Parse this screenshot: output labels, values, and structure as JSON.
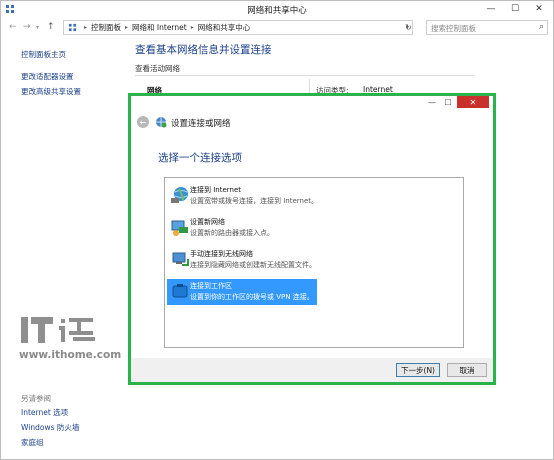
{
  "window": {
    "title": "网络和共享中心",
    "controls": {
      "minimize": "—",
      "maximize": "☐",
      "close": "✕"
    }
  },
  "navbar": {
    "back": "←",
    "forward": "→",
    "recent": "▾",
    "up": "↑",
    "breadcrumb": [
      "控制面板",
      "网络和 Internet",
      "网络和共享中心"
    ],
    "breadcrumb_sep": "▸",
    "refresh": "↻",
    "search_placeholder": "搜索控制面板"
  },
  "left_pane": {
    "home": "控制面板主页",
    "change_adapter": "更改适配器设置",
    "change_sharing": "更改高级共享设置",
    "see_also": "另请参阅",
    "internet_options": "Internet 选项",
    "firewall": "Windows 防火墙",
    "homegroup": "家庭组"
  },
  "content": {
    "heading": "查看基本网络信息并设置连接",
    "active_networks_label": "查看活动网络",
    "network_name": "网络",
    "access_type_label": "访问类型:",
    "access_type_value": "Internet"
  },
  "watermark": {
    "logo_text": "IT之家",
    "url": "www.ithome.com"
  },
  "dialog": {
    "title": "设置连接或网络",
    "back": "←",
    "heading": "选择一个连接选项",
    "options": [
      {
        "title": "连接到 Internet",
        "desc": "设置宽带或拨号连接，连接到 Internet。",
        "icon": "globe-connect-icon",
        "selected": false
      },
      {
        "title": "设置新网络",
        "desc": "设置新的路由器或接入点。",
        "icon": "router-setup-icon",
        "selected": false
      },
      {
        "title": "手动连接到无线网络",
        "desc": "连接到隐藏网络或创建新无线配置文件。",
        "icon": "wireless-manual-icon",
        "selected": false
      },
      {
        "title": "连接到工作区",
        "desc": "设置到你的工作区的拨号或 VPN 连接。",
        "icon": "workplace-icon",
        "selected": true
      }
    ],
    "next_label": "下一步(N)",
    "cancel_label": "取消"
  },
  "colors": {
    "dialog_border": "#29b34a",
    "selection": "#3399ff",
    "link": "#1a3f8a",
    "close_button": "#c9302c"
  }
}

^^^^^^^^

WHAT THE TASK ASKS: Exactly reproduce each record, leaving out any pictures.

RESULT:
Parse this screenshot: output labels, values, and structure as JSON.
{
  "window": {
    "title": "网络和共享中心",
    "controls": {
      "minimize": "—",
      "maximize": "☐",
      "close": "✕"
    }
  },
  "navbar": {
    "back": "←",
    "forward": "→",
    "recent": "▾",
    "up": "↑",
    "breadcrumb": [
      "控制面板",
      "网络和 Internet",
      "网络和共享中心"
    ],
    "breadcrumb_sep": "▸",
    "refresh": "↻",
    "search_placeholder": "搜索控制面板"
  },
  "left_pane": {
    "home": "控制面板主页",
    "change_adapter": "更改适配器设置",
    "change_sharing": "更改高级共享设置",
    "see_also": "另请参阅",
    "internet_options": "Internet 选项",
    "firewall": "Windows 防火墙",
    "homegroup": "家庭组"
  },
  "content": {
    "heading": "查看基本网络信息并设置连接",
    "active_networks_label": "查看活动网络",
    "network_name": "网络",
    "access_type_label": "访问类型:",
    "access_type_value": "Internet"
  },
  "watermark": {
    "logo_text": "IT之家",
    "url": "www.ithome.com"
  },
  "dialog": {
    "title": "设置连接或网络",
    "back": "←",
    "heading": "选择一个连接选项",
    "options": [
      {
        "title": "连接到 Internet",
        "desc": "设置宽带或拨号连接，连接到 Internet。",
        "icon": "globe-connect-icon",
        "selected": false
      },
      {
        "title": "设置新网络",
        "desc": "设置新的路由器或接入点。",
        "icon": "router-setup-icon",
        "selected": false
      },
      {
        "title": "手动连接到无线网络",
        "desc": "连接到隐藏网络或创建新无线配置文件。",
        "icon": "wireless-manual-icon",
        "selected": false
      },
      {
        "title": "连接到工作区",
        "desc": "设置到你的工作区的拨号或 VPN 连接。",
        "icon": "workplace-icon",
        "selected": true
      }
    ],
    "next_label": "下一步(N)",
    "cancel_label": "取消"
  },
  "colors": {
    "dialog_border": "#29b34a",
    "selection": "#3399ff",
    "link": "#1a3f8a",
    "close_button": "#c9302c"
  }
}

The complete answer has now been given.